Given request: Check every line of the entries below for the word "Scheme", and copy the ones that have it.

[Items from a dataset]
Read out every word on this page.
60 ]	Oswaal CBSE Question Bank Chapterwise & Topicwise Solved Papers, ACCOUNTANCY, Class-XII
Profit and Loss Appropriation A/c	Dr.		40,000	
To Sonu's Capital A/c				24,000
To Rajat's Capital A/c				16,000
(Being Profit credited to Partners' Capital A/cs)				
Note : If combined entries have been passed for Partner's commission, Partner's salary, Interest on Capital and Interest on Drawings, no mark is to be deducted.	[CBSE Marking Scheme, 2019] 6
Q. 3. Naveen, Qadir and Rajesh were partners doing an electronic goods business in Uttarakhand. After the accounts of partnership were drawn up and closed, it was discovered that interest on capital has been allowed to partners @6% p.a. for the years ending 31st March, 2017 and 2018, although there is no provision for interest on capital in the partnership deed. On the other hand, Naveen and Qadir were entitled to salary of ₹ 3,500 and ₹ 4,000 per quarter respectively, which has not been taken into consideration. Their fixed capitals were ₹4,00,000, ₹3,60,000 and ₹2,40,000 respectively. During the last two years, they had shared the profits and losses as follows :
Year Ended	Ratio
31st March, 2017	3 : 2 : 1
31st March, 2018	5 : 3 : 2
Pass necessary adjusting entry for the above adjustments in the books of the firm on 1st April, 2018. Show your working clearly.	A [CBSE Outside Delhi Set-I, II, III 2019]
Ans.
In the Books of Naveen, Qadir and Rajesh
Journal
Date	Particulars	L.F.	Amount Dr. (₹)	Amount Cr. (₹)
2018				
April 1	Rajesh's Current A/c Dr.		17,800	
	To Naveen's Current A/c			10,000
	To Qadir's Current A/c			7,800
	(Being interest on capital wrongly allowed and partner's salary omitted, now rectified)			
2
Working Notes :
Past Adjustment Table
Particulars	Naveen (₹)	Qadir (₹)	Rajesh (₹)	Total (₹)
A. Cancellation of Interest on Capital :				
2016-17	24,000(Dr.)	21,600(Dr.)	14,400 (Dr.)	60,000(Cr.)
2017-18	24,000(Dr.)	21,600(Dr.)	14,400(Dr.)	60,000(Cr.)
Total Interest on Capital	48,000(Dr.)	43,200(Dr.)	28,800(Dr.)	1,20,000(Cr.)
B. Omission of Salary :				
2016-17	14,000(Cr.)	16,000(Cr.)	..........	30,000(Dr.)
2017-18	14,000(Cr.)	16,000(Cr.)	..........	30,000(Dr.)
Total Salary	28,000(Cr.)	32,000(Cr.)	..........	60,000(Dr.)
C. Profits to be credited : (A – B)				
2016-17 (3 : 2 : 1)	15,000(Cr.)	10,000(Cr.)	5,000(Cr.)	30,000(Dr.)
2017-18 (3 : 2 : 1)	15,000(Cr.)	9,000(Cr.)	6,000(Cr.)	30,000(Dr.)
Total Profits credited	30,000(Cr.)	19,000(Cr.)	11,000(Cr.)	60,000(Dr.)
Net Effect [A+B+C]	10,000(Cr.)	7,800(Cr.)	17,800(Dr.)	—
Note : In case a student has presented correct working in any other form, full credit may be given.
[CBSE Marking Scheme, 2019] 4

==

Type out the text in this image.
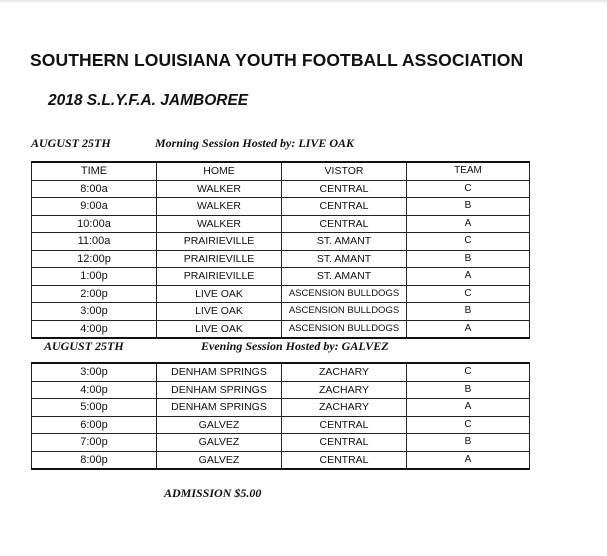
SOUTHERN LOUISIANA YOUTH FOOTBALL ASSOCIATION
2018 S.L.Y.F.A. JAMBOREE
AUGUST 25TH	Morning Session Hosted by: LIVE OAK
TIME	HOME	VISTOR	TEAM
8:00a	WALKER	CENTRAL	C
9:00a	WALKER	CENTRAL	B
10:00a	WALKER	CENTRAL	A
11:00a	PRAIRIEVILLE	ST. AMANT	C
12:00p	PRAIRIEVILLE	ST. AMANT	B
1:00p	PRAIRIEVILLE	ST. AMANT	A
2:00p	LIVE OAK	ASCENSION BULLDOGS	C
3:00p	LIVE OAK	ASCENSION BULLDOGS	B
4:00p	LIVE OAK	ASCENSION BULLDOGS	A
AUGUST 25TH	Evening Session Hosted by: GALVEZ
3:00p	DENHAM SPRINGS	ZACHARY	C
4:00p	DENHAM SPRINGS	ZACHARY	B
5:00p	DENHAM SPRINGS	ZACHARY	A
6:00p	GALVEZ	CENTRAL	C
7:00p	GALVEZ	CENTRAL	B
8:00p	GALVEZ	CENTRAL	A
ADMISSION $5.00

Response to this task:
Note : If combined entries have been passed for Partner's commission, Partner's salary, Interest on Capital and Interest on Drawings, no mark is to be deducted.	[CBSE Marking Scheme, 2019] 6
[CBSE Marking Scheme, 2019] 4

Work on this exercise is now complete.